#### EXERCISE DESCRIPTION:
Return the records that follow unaltered. Omit every picture.

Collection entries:
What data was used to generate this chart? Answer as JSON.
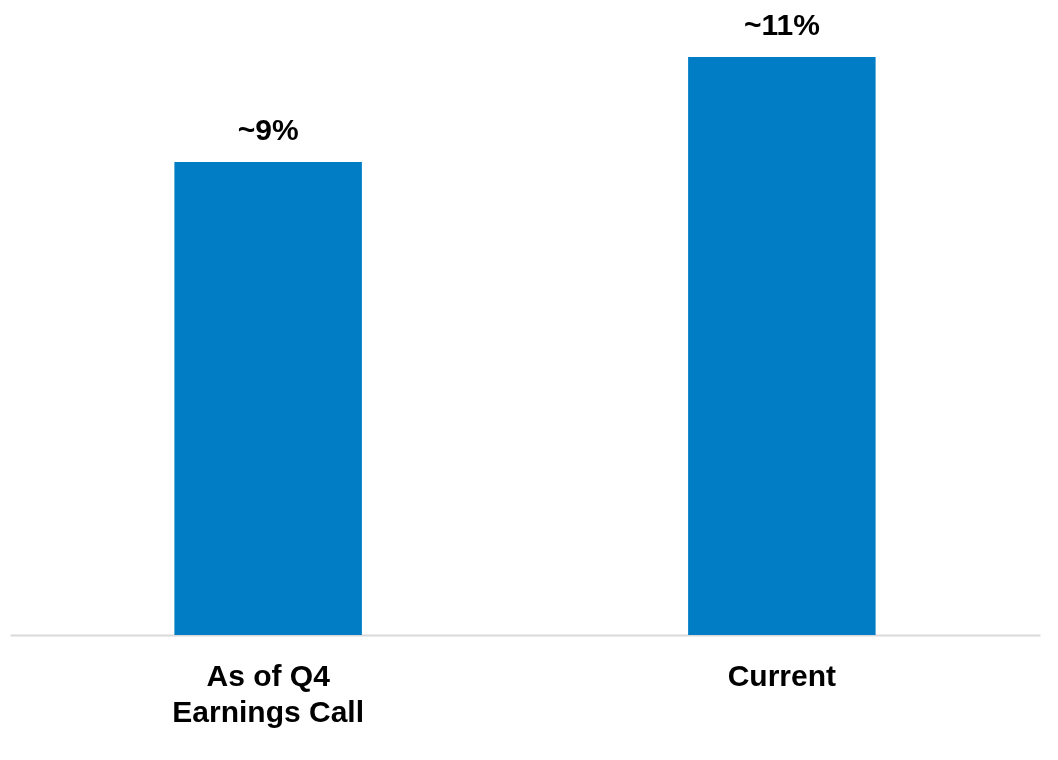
{
  "chart_data": {
    "type": "bar",
    "categories": [
      "As of Q4 Earnings Call",
      "Current"
    ],
    "values": [
      9,
      11
    ],
    "value_labels": [
      "~9%",
      "~11%"
    ],
    "color": "#007dc5",
    "grid": false
  }
}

#### RESULT FOR THIS EXERCISE:
What data was used to generate this chart? Answer as JSON.
{
  "chart_data": {
    "type": "bar",
    "categories": [
      "As of Q4 Earnings Call",
      "Current"
    ],
    "values": [
      9,
      11
    ],
    "value_labels": [
      "~9%",
      "~11%"
    ],
    "color": "#007dc5",
    "grid": false
  }
}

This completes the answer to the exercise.